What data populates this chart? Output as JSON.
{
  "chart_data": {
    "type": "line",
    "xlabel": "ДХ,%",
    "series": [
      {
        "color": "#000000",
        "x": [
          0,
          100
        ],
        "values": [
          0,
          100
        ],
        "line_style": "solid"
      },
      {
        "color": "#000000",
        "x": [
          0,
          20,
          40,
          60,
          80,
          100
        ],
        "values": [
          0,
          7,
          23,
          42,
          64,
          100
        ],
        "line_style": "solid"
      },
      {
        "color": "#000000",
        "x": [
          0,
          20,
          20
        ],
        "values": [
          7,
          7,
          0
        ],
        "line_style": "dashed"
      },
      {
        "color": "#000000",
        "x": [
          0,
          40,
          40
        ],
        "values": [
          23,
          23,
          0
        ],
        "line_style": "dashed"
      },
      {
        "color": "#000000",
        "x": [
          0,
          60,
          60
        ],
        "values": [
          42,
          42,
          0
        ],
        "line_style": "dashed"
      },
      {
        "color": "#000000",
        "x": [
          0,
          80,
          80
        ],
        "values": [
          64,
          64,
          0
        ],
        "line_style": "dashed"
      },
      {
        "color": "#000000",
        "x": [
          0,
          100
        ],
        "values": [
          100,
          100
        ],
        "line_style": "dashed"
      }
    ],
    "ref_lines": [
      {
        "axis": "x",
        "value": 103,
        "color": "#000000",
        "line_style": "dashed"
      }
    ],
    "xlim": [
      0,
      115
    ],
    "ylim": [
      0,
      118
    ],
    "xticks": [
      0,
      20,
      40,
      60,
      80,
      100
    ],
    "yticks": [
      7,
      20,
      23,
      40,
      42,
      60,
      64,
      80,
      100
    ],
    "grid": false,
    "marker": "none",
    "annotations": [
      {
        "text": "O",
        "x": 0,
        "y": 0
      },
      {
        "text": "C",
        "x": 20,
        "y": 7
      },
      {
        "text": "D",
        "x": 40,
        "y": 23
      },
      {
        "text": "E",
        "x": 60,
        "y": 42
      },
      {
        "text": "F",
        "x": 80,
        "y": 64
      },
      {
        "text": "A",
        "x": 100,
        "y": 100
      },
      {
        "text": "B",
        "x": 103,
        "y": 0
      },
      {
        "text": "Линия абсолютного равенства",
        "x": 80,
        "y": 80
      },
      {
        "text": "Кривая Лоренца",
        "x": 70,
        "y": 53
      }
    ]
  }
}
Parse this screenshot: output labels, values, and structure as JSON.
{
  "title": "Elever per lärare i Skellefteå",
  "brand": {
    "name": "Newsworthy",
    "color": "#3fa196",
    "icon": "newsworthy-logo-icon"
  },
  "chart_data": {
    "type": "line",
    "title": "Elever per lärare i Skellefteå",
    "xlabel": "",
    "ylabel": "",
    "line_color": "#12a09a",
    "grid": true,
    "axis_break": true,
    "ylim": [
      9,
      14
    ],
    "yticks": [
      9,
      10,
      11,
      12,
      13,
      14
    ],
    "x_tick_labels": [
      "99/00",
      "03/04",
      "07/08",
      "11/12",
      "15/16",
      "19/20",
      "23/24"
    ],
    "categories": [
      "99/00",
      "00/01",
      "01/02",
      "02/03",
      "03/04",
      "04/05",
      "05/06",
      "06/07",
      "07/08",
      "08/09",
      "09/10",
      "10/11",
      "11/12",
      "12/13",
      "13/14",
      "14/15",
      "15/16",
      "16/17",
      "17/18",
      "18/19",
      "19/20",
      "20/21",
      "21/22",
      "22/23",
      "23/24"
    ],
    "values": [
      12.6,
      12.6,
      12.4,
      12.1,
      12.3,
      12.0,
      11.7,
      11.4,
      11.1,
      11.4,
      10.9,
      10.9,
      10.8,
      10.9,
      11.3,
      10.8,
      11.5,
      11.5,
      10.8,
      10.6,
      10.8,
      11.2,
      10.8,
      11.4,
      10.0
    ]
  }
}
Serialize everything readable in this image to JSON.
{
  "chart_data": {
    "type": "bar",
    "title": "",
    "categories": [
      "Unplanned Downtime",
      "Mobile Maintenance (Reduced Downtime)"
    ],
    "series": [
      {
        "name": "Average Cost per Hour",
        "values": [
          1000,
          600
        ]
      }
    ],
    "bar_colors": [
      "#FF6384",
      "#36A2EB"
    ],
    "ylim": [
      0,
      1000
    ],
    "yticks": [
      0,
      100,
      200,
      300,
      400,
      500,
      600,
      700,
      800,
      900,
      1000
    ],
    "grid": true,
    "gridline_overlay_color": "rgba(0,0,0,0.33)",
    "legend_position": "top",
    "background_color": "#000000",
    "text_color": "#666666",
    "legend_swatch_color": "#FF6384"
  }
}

*Task*:
Nothing but the lines from the one with "Serialize everything readable" through the end of the data above should be repeated, each exactly as it stands.

*Written solution*:
Serialize everything readable in this image to JSON.
{
  "chart_data": {
    "type": "bar",
    "title": "",
    "categories": [
      "Unplanned Downtime",
      "Mobile Maintenance (Reduced Downtime)"
    ],
    "series": [
      {
        "name": "Average Cost per Hour",
        "values": [
          1000,
          600
        ]
      }
    ],
    "bar_colors": [
      "#FF6384",
      "#36A2EB"
    ],
    "ylim": [
      0,
      1000
    ],
    "yticks": [
      0,
      100,
      200,
      300,
      400,
      500,
      600,
      700,
      800,
      900,
      1000
    ],
    "grid": true,
    "gridline_overlay_color": "rgba(0,0,0,0.33)",
    "legend_position": "top",
    "background_color": "#000000",
    "text_color": "#666666",
    "legend_swatch_color": "#FF6384"
  }
}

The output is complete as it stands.